▸ **Material**

....................

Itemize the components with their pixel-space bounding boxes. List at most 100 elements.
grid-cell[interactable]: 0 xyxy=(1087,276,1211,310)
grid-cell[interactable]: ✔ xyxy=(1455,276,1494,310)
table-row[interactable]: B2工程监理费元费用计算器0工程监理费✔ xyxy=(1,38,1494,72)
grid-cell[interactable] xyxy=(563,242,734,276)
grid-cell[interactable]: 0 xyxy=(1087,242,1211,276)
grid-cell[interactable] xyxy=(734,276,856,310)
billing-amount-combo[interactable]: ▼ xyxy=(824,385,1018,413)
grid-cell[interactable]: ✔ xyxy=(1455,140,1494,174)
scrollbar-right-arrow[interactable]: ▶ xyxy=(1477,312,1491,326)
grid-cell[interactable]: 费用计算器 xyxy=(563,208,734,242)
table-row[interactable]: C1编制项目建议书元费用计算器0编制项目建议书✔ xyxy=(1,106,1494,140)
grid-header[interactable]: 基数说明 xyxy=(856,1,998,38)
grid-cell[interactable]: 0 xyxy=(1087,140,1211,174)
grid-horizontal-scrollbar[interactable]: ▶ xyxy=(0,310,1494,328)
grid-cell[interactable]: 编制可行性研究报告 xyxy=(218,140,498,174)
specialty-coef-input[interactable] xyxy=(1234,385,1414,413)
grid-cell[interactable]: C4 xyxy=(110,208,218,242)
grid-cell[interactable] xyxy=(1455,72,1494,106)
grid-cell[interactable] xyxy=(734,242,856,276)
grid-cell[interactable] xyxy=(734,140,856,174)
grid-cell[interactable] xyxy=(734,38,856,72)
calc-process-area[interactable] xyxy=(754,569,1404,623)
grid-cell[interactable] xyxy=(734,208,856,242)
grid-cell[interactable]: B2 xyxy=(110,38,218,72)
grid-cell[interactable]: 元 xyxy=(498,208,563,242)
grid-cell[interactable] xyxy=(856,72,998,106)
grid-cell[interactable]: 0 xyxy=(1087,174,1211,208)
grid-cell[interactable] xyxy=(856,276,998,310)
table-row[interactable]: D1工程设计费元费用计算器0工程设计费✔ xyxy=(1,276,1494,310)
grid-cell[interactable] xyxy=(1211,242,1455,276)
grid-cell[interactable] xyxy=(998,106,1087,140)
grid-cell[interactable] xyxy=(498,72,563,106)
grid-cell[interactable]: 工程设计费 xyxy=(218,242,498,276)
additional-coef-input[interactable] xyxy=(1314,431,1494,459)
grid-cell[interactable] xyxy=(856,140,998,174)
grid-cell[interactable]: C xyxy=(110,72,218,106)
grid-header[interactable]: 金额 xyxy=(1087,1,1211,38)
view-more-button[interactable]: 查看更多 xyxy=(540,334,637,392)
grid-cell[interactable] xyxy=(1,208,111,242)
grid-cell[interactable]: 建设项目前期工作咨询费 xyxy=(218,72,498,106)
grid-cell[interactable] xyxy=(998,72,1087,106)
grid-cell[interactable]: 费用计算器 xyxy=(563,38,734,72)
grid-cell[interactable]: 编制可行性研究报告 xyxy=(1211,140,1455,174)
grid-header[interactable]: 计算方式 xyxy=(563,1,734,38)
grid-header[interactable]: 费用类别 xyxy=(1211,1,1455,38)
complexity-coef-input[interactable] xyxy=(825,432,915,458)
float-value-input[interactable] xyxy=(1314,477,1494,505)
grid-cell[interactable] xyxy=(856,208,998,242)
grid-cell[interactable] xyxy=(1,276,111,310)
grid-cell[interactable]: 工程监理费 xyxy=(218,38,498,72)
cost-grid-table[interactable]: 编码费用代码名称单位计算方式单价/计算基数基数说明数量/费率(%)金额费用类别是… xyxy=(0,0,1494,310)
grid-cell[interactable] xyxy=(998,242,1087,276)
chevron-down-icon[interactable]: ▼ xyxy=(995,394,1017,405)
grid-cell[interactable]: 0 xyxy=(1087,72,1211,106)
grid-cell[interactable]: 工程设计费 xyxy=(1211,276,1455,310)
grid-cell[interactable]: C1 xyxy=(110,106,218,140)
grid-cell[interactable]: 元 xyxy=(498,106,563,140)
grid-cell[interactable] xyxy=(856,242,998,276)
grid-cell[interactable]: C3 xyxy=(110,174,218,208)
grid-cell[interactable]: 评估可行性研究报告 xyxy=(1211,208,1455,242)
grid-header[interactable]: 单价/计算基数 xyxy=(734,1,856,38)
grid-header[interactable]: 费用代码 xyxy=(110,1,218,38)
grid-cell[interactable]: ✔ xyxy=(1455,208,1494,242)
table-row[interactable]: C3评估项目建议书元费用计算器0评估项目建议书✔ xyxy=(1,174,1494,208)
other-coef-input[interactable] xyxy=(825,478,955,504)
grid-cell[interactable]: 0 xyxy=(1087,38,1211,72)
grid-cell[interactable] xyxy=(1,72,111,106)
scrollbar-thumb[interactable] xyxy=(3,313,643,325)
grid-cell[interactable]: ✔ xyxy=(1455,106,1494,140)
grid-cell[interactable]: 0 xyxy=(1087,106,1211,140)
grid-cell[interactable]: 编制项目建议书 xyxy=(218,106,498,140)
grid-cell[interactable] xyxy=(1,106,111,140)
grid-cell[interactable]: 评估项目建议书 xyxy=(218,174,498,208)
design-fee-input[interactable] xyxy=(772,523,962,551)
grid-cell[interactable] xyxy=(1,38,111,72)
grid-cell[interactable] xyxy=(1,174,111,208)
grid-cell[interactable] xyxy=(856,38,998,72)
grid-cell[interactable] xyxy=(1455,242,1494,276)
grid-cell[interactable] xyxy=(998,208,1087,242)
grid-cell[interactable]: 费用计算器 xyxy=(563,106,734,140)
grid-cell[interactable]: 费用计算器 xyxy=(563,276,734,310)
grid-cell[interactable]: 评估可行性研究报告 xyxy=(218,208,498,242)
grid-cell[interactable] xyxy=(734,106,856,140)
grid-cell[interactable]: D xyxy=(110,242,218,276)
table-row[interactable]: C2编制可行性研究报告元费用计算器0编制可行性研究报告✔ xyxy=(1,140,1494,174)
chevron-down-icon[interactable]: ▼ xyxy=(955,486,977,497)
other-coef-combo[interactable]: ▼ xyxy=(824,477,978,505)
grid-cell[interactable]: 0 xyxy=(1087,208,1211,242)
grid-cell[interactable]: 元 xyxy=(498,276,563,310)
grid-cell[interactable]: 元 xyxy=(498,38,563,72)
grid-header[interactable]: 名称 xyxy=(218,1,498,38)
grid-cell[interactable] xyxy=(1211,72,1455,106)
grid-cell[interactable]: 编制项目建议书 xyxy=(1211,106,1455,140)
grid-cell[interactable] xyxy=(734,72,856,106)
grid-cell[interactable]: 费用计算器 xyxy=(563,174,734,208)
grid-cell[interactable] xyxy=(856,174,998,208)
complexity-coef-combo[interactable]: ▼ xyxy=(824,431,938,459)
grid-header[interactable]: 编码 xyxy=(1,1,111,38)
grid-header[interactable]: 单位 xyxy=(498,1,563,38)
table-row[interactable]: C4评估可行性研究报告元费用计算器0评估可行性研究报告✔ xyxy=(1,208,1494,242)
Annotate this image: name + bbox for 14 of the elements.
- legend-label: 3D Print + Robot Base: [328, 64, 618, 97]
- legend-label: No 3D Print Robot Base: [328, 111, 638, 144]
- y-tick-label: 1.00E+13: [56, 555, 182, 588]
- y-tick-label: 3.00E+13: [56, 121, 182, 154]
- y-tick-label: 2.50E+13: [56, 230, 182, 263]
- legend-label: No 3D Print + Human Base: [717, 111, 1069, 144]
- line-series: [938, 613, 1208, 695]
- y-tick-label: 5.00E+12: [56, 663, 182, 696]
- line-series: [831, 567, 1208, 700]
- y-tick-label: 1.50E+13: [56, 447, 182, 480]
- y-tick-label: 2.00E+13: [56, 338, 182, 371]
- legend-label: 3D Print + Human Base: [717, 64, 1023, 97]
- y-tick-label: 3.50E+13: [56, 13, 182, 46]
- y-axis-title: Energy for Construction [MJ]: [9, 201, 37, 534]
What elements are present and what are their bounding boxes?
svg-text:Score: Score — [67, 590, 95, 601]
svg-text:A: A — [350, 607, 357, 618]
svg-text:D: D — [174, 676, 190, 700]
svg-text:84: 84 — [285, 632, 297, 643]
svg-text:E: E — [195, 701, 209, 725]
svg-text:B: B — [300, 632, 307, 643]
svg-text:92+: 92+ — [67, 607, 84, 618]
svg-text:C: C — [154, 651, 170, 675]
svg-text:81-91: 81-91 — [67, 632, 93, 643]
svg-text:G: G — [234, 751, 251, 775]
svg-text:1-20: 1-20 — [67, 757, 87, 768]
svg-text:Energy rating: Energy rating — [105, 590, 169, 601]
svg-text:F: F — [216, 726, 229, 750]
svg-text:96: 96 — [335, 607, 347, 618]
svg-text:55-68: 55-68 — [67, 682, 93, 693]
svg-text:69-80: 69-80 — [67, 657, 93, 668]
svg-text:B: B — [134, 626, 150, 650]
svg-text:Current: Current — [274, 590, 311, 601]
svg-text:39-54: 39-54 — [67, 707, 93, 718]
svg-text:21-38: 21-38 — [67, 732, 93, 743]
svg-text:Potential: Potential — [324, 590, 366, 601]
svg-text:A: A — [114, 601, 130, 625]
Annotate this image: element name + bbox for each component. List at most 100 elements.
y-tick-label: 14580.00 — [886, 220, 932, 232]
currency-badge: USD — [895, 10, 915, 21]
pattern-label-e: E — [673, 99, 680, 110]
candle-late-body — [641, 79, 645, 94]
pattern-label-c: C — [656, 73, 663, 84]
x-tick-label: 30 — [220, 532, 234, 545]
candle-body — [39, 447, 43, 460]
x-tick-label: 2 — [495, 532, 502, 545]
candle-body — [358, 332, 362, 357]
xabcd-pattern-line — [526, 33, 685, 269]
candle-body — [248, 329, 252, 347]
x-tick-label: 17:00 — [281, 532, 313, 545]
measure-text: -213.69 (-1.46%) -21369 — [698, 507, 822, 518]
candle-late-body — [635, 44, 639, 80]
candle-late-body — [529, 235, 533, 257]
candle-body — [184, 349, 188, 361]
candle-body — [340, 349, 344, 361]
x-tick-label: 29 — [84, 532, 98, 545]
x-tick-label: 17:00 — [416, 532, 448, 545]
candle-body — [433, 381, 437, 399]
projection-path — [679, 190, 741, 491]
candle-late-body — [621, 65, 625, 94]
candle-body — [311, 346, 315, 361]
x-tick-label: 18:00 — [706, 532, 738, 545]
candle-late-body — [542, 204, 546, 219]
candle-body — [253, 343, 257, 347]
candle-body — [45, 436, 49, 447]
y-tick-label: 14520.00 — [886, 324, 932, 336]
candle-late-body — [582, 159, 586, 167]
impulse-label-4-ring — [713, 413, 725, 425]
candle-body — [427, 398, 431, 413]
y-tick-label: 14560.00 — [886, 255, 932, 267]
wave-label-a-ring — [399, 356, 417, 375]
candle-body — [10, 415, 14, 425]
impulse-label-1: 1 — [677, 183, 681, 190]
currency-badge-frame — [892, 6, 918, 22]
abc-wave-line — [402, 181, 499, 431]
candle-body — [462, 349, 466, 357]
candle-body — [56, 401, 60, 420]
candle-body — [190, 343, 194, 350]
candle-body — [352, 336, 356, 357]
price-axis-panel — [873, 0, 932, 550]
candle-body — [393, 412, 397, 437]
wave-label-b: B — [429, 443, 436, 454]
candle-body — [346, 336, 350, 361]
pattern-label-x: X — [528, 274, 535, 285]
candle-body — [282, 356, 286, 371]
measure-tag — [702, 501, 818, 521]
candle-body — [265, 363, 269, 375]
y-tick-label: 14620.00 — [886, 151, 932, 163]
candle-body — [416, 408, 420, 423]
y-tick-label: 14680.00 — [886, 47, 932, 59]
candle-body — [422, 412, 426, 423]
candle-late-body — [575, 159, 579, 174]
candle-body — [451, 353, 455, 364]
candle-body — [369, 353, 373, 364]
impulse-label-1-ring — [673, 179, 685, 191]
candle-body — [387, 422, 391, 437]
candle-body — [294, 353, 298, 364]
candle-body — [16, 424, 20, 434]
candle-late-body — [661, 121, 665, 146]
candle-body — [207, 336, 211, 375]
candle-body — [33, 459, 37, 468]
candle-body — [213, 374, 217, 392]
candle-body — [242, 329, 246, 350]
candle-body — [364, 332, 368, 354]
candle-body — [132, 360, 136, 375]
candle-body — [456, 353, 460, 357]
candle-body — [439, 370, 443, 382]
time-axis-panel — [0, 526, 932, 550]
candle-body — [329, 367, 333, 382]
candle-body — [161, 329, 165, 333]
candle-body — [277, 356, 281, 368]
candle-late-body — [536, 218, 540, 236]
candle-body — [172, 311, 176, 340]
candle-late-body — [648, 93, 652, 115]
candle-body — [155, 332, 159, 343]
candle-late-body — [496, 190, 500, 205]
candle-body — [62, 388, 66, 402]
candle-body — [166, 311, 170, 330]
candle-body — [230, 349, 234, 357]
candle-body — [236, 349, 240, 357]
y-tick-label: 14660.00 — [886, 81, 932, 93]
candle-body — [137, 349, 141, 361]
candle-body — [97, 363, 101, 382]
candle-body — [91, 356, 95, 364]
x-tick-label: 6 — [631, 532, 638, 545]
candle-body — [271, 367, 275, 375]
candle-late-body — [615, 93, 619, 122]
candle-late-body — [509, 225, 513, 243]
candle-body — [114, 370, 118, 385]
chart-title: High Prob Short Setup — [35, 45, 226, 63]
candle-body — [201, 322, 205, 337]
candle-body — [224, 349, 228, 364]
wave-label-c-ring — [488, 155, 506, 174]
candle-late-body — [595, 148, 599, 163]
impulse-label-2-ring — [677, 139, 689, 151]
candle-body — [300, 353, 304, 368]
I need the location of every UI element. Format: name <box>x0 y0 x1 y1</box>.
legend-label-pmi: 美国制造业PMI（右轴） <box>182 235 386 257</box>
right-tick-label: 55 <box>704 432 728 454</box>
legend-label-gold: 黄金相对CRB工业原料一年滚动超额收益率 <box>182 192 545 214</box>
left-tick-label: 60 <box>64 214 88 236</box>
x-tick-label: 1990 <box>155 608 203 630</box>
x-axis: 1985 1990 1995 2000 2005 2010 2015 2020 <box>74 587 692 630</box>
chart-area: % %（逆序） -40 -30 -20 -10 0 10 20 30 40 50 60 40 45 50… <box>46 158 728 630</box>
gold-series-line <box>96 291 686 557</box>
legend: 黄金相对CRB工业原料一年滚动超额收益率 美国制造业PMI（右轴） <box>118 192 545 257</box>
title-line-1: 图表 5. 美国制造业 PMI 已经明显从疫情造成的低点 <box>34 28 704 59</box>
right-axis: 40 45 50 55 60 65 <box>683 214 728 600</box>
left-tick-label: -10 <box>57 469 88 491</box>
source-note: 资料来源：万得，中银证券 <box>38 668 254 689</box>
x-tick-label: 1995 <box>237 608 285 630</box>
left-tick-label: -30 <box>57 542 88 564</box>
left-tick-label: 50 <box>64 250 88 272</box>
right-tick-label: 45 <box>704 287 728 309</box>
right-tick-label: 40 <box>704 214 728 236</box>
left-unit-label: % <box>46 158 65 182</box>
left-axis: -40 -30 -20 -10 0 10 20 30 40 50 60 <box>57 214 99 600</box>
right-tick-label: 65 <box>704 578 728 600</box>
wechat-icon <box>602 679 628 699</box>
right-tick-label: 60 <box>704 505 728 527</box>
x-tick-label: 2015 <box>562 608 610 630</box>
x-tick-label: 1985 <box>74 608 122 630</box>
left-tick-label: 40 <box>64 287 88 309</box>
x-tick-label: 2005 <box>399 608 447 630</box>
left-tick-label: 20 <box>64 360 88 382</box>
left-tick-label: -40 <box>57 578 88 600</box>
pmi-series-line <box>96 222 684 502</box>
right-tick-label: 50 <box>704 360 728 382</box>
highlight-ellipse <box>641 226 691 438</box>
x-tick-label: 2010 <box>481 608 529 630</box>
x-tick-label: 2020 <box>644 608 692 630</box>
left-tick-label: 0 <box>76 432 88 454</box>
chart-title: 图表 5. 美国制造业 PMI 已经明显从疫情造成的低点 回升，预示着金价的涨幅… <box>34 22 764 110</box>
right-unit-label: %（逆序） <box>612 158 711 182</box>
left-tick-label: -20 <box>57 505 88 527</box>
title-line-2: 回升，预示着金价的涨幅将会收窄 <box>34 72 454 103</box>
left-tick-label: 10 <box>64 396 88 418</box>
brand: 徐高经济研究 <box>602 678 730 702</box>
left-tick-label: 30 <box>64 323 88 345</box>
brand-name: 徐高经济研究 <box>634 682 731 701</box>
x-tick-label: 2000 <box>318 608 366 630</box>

....................

▸ **Goal**
Reproduce everything from the start of the material down to the line containing "grid-cell[interactable]: 建设项目前期工作咨询费 xyxy=(218,72,498,106)", switching "grid-header" to "column-header" and leaving all else unchanged.

▸ **Task output**
Itemize the components with their pixel-space bounding boxes. List at most 100 elements.
grid-cell[interactable]: 0 xyxy=(1087,276,1211,310)
grid-cell[interactable]: ✔ xyxy=(1455,276,1494,310)
table-row[interactable]: B2工程监理费元费用计算器0工程监理费✔ xyxy=(1,38,1494,72)
grid-cell[interactable] xyxy=(563,242,734,276)
grid-cell[interactable]: 0 xyxy=(1087,242,1211,276)
grid-cell[interactable] xyxy=(734,276,856,310)
billing-amount-combo[interactable]: ▼ xyxy=(824,385,1018,413)
grid-cell[interactable]: ✔ xyxy=(1455,140,1494,174)
scrollbar-right-arrow[interactable]: ▶ xyxy=(1477,312,1491,326)
grid-cell[interactable]: 费用计算器 xyxy=(563,208,734,242)
table-row[interactable]: C1编制项目建议书元费用计算器0编制项目建议书✔ xyxy=(1,106,1494,140)
column-header[interactable]: 基数说明 xyxy=(856,1,998,38)
grid-cell[interactable]: 0 xyxy=(1087,140,1211,174)
grid-horizontal-scrollbar[interactable]: ▶ xyxy=(0,310,1494,328)
grid-cell[interactable]: 编制可行性研究报告 xyxy=(218,140,498,174)
specialty-coef-input[interactable] xyxy=(1234,385,1414,413)
grid-cell[interactable]: C4 xyxy=(110,208,218,242)
grid-cell[interactable] xyxy=(1455,72,1494,106)
grid-cell[interactable] xyxy=(734,242,856,276)
grid-cell[interactable] xyxy=(734,140,856,174)
grid-cell[interactable] xyxy=(734,38,856,72)
calc-process-area[interactable] xyxy=(754,569,1404,623)
grid-cell[interactable] xyxy=(734,208,856,242)
grid-cell[interactable]: B2 xyxy=(110,38,218,72)
grid-cell[interactable]: 元 xyxy=(498,208,563,242)
grid-cell[interactable] xyxy=(856,72,998,106)
grid-cell[interactable]: 0 xyxy=(1087,174,1211,208)
grid-cell[interactable] xyxy=(856,276,998,310)
table-row[interactable]: D1工程设计费元费用计算器0工程设计费✔ xyxy=(1,276,1494,310)
grid-cell[interactable] xyxy=(1211,242,1455,276)
grid-cell[interactable] xyxy=(998,106,1087,140)
grid-cell[interactable] xyxy=(498,72,563,106)
grid-cell[interactable]: 工程设计费 xyxy=(218,242,498,276)
additional-coef-input[interactable] xyxy=(1314,431,1494,459)
grid-cell[interactable] xyxy=(856,140,998,174)
grid-cell[interactable]: C xyxy=(110,72,218,106)
column-header[interactable]: 金额 xyxy=(1087,1,1211,38)
view-more-button[interactable]: 查看更多 xyxy=(540,334,637,392)
grid-cell[interactable] xyxy=(1,208,111,242)
grid-cell[interactable]: 建设项目前期工作咨询费 xyxy=(218,72,498,106)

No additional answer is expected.